Dataset items
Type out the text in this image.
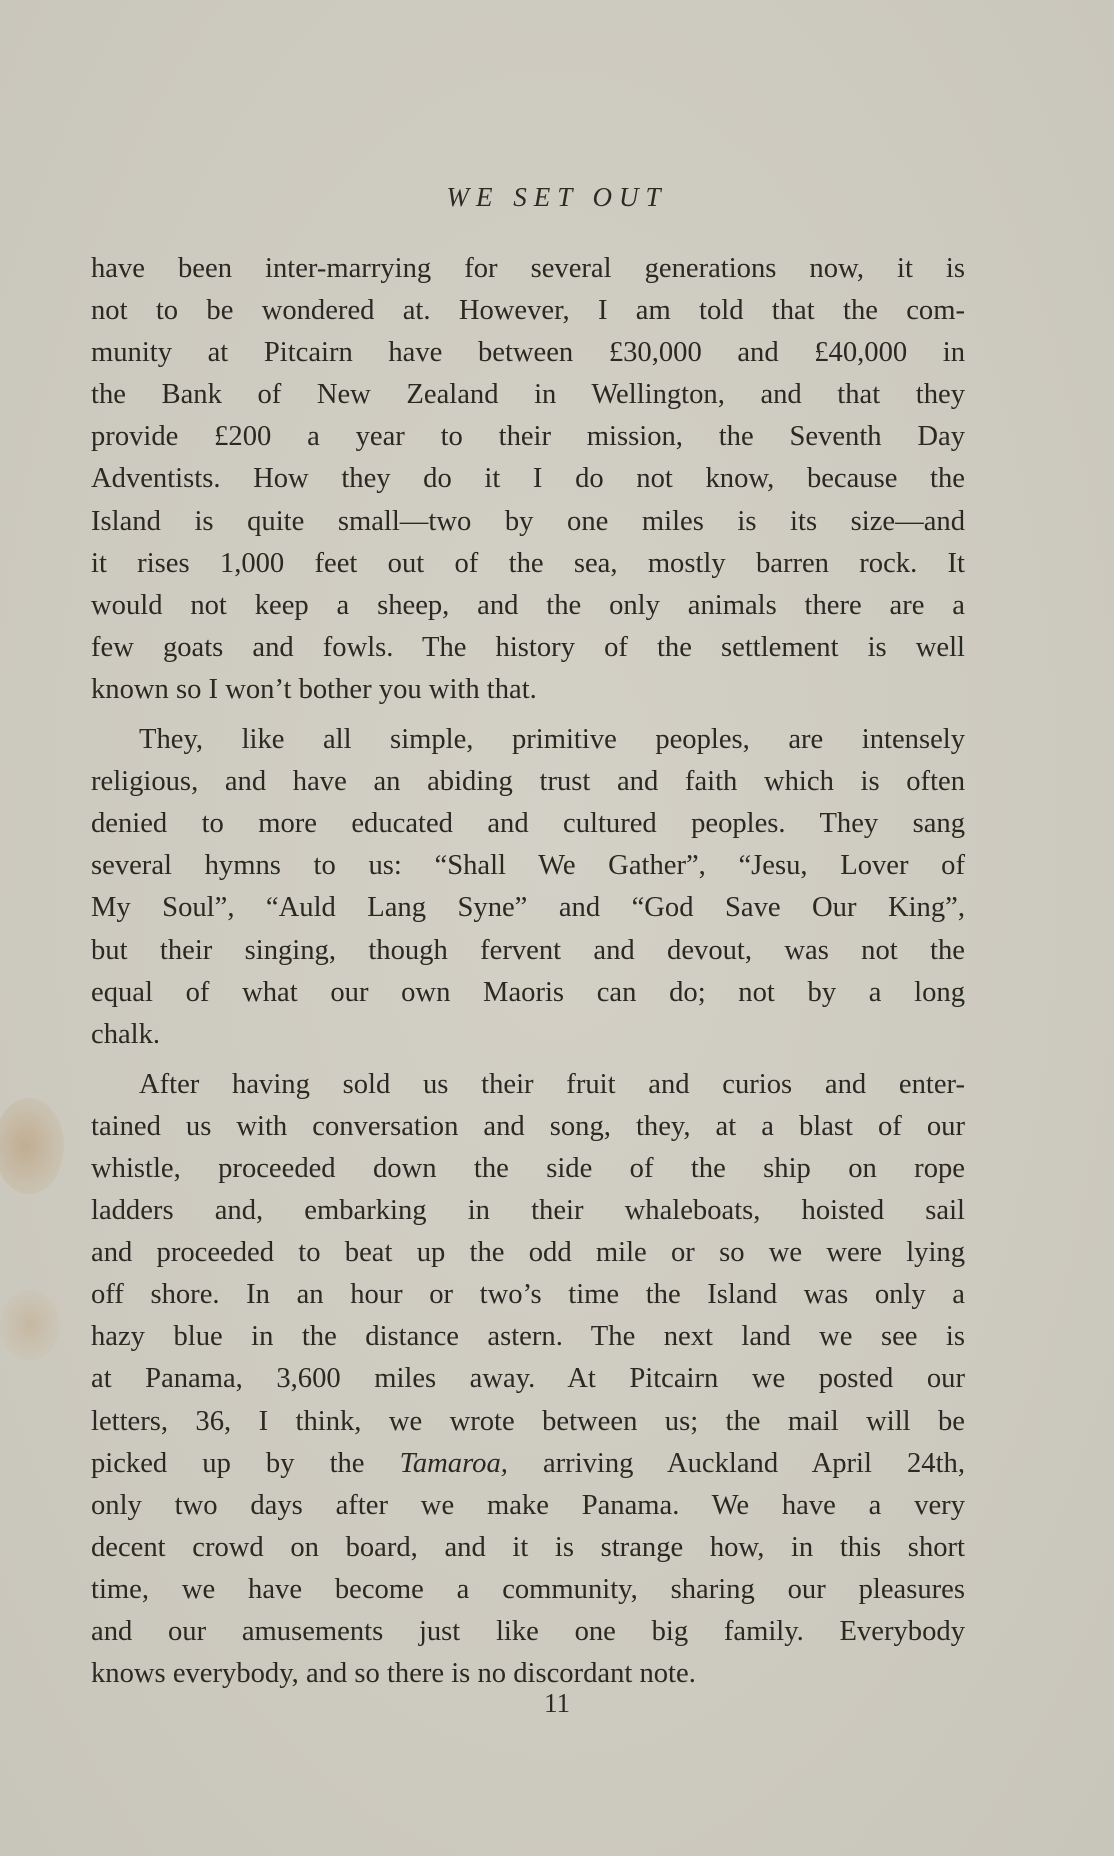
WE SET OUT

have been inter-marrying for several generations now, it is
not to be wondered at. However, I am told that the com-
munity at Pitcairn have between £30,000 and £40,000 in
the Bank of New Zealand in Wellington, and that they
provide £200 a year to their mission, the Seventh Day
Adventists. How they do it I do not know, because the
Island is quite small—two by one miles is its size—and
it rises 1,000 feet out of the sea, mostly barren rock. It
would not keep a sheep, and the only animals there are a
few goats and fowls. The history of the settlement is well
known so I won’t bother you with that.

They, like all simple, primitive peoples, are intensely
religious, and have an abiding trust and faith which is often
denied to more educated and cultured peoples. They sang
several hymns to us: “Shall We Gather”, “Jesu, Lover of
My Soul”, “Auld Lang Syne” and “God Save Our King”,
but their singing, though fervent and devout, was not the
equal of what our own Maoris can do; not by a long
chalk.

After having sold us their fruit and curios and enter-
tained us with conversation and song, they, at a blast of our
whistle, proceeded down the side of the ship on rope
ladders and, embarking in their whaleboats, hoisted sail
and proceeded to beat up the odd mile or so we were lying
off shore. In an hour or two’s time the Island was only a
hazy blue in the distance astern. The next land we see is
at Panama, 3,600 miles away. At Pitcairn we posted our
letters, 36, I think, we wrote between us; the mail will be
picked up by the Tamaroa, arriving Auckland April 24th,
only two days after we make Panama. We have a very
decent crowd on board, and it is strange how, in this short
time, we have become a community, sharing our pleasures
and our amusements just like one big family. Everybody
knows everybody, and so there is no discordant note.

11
--
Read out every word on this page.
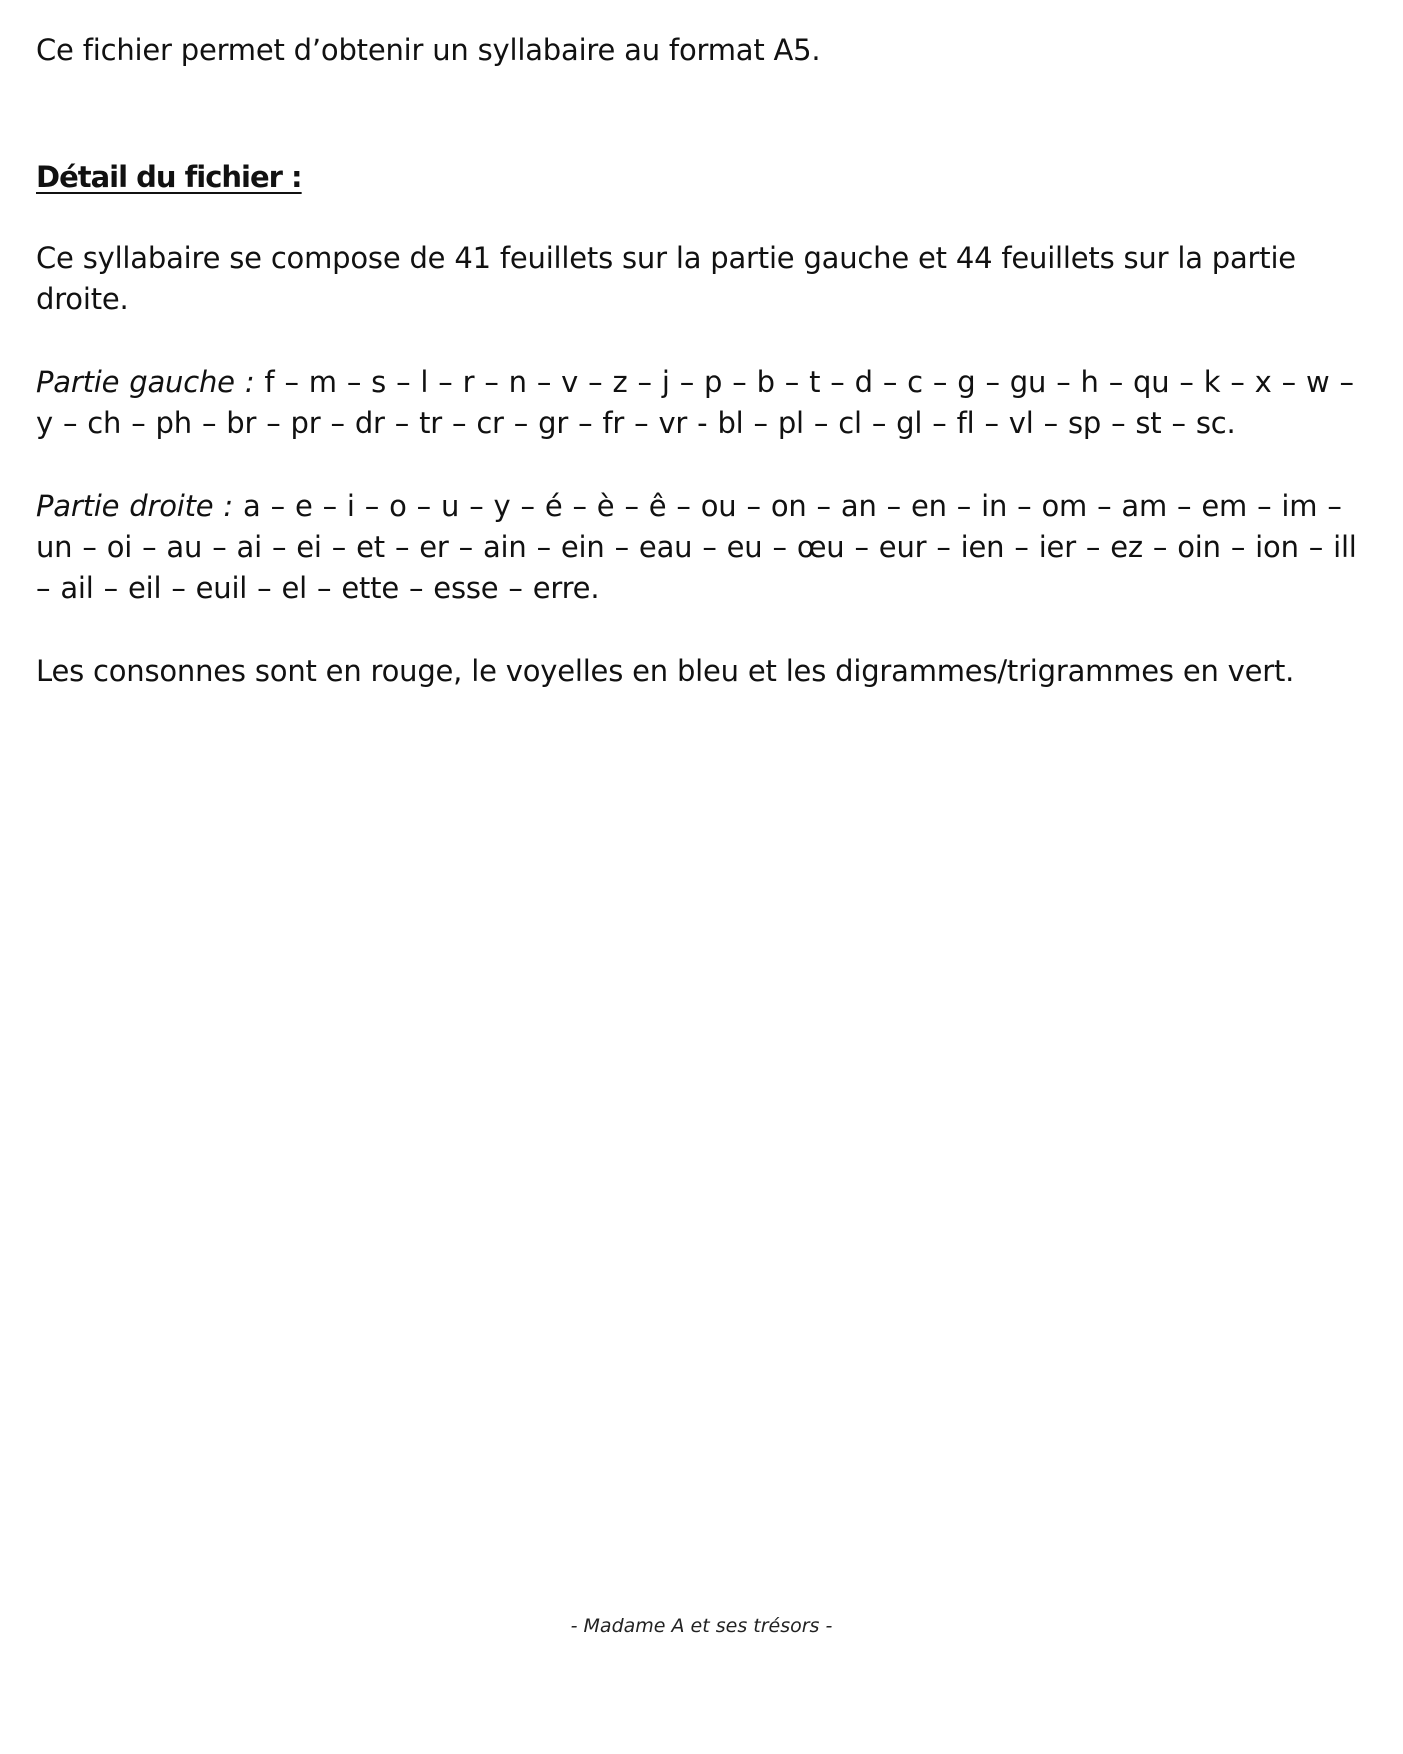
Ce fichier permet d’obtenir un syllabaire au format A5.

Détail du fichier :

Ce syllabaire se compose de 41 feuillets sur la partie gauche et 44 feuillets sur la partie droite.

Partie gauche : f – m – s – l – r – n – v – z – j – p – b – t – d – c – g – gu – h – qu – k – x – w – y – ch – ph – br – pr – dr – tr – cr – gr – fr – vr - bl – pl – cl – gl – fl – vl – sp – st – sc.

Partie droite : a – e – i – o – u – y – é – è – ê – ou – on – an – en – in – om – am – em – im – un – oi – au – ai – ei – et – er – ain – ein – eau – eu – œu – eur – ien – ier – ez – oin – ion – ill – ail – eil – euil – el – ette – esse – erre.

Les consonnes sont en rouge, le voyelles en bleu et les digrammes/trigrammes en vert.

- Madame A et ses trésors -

= AIM =
Identify all lines in the records above with the word "there".

= SOLVED EXERCISE =
would not keep a sheep, and the only animals there are a
knows everybody, and so there is no discordant note.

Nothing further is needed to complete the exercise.